DOCUMENTO DE ORIGEM
Não se esqueça que ser intelectualóide da Mostra é algo que rende frutos mesmo depois do final do festival. Quando seus amigos lhe convidarem para assistir algo, diga que você não vai porque já assistiu na Mostra. Aliás, diga que você já assistiu na Mostra e é bem meia-boca. Caso o convite seja para ver a porra do filme afegão sobre a noiva, o camelo e o menino presos no esgoto, diga que após a Mostra você assistiu ao primeiro trabalho do diretor (não se preocupe, ninguém vai saber se é verdade ou não) e que é infinitamente superior. Sendo assim, seus amigos estarão todos no cinema e você poderá ir para assistir a Heroes ou 24 Horas sem correr o risco de algum amigo seu descobrir que você gosta desses programas burgueses e comerciais.

33 comentários:

Wagner disse...

o mais "ironico" é que isso realmente acontece! hehehehe

ComputerDicas disse...

Maravilhoso Post!Muito bom.

Karin Kollnberger disse...

Rob, acabei de me formar em ciências sociais na usp... Mas como de esquerdista não tenho nada, pelo contrário, sou libertária radical e odeio comunistinha de merda, até achei engraçado. Mas certamente você está sendo preconceituoso. Alguém que não consiga entender a contracapa de um livro do Gabriel Garcia Márquez, jamais conseguirá se formar em sociais na usp. A quantidade de leitura obrigatória durante o curso é maior do que a maioria das pessoas lê no espaço de uma vida. Eu sei que o estereótipo do comunistinha intelectualóide é um prato cheio para zoação - mas é isso aí, um estereótipo.

Anônimo disse...

Karin

os que não entenderam a contracapa são os da Puc. :-)

MaxReinert disse...

huahauhauhahua....
malvadamente delicioso!!!!!

E não lega pra Karin não!!! De vez em quando ela fica brava com alguma coisa que a gente escreve... mas é gente boa... e tem um blog bem legal tbm!!!!!!!!

Marcelo disse...

eu diria "morte aos indies", mas tmb tenho alguns gostos indies heheh

Isadora disse...

é, Rob, é cuspir no prato que comeu...

gente: a namorada dele faz História, na USP, tem uma coleção de saias havaianas e chinelos de couro ! e tava louca pra ver algum filme francês na Mostra, de cachecol, mas ele não deixou, e quis ver Tropa de Elite!

PRONTO ! CONTEI TUDO !

Anônimo disse...

Cara, simplesmente sensacional esse seu post! Tá de parabéns mesmo! :)

Varotto disse...

[Dados de coordenadas do layout]
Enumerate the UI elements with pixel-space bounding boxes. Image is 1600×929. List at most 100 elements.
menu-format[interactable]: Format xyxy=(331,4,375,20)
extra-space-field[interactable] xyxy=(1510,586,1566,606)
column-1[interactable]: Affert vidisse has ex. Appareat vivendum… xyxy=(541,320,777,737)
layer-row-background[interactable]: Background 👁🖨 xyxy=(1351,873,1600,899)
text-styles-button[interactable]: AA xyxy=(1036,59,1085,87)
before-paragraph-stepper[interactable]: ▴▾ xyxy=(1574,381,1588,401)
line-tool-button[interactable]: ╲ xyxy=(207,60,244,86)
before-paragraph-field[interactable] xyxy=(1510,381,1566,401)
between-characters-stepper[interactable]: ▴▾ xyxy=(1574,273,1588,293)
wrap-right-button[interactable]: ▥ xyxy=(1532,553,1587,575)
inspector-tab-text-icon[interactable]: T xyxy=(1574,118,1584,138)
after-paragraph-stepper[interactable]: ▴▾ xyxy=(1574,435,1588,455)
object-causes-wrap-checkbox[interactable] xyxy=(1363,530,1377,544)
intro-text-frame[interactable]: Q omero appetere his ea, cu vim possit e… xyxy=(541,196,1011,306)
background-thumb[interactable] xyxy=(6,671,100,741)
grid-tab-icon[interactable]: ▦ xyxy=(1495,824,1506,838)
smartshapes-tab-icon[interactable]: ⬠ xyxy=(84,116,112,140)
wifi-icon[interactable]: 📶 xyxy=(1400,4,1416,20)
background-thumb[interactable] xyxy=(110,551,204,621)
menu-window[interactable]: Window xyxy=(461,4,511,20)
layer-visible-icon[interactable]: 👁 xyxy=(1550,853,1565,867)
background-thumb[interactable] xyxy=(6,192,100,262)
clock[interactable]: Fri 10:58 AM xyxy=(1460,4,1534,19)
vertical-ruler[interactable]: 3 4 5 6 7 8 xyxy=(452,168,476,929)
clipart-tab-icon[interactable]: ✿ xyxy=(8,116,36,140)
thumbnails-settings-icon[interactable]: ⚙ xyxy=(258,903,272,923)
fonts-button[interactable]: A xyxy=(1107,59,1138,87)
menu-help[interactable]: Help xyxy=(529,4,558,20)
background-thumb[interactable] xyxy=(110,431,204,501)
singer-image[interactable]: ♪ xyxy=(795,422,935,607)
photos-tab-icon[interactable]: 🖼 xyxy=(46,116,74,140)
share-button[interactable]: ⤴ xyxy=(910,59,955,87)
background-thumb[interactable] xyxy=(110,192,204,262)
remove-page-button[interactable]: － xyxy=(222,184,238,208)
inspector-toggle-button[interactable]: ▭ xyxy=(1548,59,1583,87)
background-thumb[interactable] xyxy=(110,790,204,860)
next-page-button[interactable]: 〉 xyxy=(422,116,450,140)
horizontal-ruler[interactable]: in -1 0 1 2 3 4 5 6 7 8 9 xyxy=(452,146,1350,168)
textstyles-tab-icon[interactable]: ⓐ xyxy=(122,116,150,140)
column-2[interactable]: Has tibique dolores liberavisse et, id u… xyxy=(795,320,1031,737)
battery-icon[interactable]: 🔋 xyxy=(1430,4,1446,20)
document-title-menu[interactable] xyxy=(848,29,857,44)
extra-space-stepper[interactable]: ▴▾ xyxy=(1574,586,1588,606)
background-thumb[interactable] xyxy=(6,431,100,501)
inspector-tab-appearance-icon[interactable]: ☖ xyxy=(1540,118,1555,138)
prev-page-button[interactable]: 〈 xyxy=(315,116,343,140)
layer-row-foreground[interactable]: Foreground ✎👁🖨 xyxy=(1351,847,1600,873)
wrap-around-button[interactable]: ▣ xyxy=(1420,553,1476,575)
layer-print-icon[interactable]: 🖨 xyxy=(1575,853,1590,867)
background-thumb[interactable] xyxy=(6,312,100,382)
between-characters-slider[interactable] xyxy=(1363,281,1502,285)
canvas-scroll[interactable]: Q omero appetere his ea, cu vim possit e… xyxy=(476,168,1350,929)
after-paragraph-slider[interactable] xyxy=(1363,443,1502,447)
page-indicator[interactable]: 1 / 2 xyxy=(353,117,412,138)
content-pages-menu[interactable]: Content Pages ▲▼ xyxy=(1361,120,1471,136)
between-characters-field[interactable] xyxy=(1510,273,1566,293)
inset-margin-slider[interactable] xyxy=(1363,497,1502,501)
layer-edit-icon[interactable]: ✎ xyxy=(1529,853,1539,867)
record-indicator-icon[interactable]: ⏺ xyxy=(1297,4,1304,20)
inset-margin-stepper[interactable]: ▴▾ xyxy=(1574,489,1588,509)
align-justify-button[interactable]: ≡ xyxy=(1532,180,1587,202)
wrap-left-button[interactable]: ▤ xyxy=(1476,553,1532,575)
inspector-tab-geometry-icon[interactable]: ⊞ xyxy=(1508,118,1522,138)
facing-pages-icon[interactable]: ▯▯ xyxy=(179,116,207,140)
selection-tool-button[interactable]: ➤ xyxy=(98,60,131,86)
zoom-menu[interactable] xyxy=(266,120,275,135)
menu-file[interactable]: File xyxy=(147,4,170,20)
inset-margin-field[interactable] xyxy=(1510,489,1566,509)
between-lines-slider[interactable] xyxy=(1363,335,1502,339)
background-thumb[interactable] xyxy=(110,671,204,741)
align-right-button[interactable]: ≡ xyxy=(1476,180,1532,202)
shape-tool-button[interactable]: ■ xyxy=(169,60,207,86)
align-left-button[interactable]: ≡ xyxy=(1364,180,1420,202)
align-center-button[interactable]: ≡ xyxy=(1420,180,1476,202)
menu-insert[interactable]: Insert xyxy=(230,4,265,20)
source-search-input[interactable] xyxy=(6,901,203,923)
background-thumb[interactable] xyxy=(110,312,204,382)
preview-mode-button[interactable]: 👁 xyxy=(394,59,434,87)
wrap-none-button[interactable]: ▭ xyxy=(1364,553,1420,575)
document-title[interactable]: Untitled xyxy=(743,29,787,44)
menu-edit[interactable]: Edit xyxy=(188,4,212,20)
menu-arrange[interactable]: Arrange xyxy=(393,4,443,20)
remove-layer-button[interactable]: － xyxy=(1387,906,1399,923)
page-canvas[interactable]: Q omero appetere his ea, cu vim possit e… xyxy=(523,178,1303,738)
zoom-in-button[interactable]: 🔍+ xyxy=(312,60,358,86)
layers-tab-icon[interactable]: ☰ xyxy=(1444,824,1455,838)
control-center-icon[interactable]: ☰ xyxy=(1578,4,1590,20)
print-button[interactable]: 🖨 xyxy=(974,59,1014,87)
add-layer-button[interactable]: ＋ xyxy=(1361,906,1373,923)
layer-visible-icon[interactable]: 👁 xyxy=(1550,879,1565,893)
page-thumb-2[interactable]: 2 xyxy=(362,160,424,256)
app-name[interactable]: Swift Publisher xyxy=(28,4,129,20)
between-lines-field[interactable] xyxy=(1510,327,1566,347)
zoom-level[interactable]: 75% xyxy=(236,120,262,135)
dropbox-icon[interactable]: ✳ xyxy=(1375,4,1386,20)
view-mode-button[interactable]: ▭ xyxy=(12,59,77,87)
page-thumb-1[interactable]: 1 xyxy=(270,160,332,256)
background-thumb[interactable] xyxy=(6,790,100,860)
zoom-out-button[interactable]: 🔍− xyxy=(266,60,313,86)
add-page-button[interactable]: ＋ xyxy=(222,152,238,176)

LISTA DE TAREFAS
A. Renomeie "background-thumb" para "miniatura-fundo" nas entradas, do início delas até a linha que contém "singer-image[interactable]: ♪ xyxy=(795,422,935,607)", inclusive, sem alterar mais nada. Reproduza somente essas linhas.
B. Dê continuidade à postagem sobre a Mostra e seus comentários a partir do ponto em que ela para.

RESPOSTAS ÀS TAREFAS
A.
Enumerate the UI elements with pixel-space bounding boxes. Image is 1600×929. List at most 100 elements.
menu-format[interactable]: Format xyxy=(331,4,375,20)
extra-space-field[interactable] xyxy=(1510,586,1566,606)
column-1[interactable]: Affert vidisse has ex. Appareat vivendum… xyxy=(541,320,777,737)
layer-row-background[interactable]: Background 👁🖨 xyxy=(1351,873,1600,899)
text-styles-button[interactable]: AA xyxy=(1036,59,1085,87)
before-paragraph-stepper[interactable]: ▴▾ xyxy=(1574,381,1588,401)
line-tool-button[interactable]: ╲ xyxy=(207,60,244,86)
before-paragraph-field[interactable] xyxy=(1510,381,1566,401)
between-characters-stepper[interactable]: ▴▾ xyxy=(1574,273,1588,293)
wrap-right-button[interactable]: ▥ xyxy=(1532,553,1587,575)
inspector-tab-text-icon[interactable]: T xyxy=(1574,118,1584,138)
after-paragraph-stepper[interactable]: ▴▾ xyxy=(1574,435,1588,455)
object-causes-wrap-checkbox[interactable] xyxy=(1363,530,1377,544)
intro-text-frame[interactable]: Q omero appetere his ea, cu vim possit e… xyxy=(541,196,1011,306)
miniatura-fundo[interactable] xyxy=(6,671,100,741)
grid-tab-icon[interactable]: ▦ xyxy=(1495,824,1506,838)
smartshapes-tab-icon[interactable]: ⬠ xyxy=(84,116,112,140)
wifi-icon[interactable]: 📶 xyxy=(1400,4,1416,20)
miniatura-fundo[interactable] xyxy=(110,551,204,621)
menu-window[interactable]: Window xyxy=(461,4,511,20)
layer-visible-icon[interactable]: 👁 xyxy=(1550,853,1565,867)
miniatura-fundo[interactable] xyxy=(6,192,100,262)
clock[interactable]: Fri 10:58 AM xyxy=(1460,4,1534,19)
vertical-ruler[interactable]: 3 4 5 6 7 8 xyxy=(452,168,476,929)
clipart-tab-icon[interactable]: ✿ xyxy=(8,116,36,140)
thumbnails-settings-icon[interactable]: ⚙ xyxy=(258,903,272,923)
fonts-button[interactable]: A xyxy=(1107,59,1138,87)
menu-help[interactable]: Help xyxy=(529,4,558,20)
miniatura-fundo[interactable] xyxy=(110,431,204,501)
singer-image[interactable]: ♪ xyxy=(795,422,935,607)

B.
Perfeito. Não teria escrito melhor. E para comemorar a derrocada do povo da inteligência artificial, encomendei na Amazon esta semana as dez temporadas de South Park em DVD.
Porque eu acho um desenho super-transgressor que represente uma clara ruptura com os padrões politicamente corretos e faz o resgate da tradição do humor negro deixar de ser humano demais. Além de ser contra tudo isso que está aí...

An@Lu disse...

Rob, o que você tem contra o uso de cachecol?!
Ah, eu gosto pô! Já avacalhou meus fandangos, agora avacalha meu cacehcol... Hummmm....
Acho que você está me persenguindo!!! Hehe
Também detesto esses falsos intelectuais. Aliás, detesto tudo que é falso! Parabéns pelo post.

Zanfa disse...

heaUEhueaHEAueaHUEah

Modinhas por todos os lados.

Você chega a sufocar de tantos "meios culturais", são os emos, os cult's, os punks, os neonazistas, os roqueiros, pagodeiros, funkeiros, crentes, católicos fervorosos...

É a sociedade atual.

Alexandre disse...

Aqui no Rio foi igual, tirando as diferenças regionais, mas com o mesmo povinho "cúrti".

E o que bombou mesmo foi "Tropa de elite", que não tinha camelo afegão, mas corpo na vala tinha aos montes.

Anônimo disse...

Adorei esse post! Pior de tudo é que eh assim .

romahribeiro disse...

desculpe a invasão (pela segunda vez), mas você é bom demais!

beijos!

Tyler Bazz disse...

Cara, esses seus manuais são PERFEITOS!!! auhAUHauhAUHAuhaUHA
Eu travo muito aqui...

o/

Mikael Ferreira disse...

hauhuahuahuah


parabens

Anônimo disse...

Rob... entre a Mostra de SP e uma Fest Comix da vida... eu fico com a Fest Comix! HEHEH!

Sou mais eu, viu. Não tenho saco para programa intelectualóide. :-P

(sem ofensa, pessoal)

É por isso que tenho orgulho de ser nerd. Curto Heroes sem peso na consciência!

Um abraço!

Nanci (que usa camiseta laranja em Jedicons)

Anônimo disse...

O título do post poderia ser "Como se tornar uma pessoa extremamente chata"

credo...

Otavio Oliveira disse...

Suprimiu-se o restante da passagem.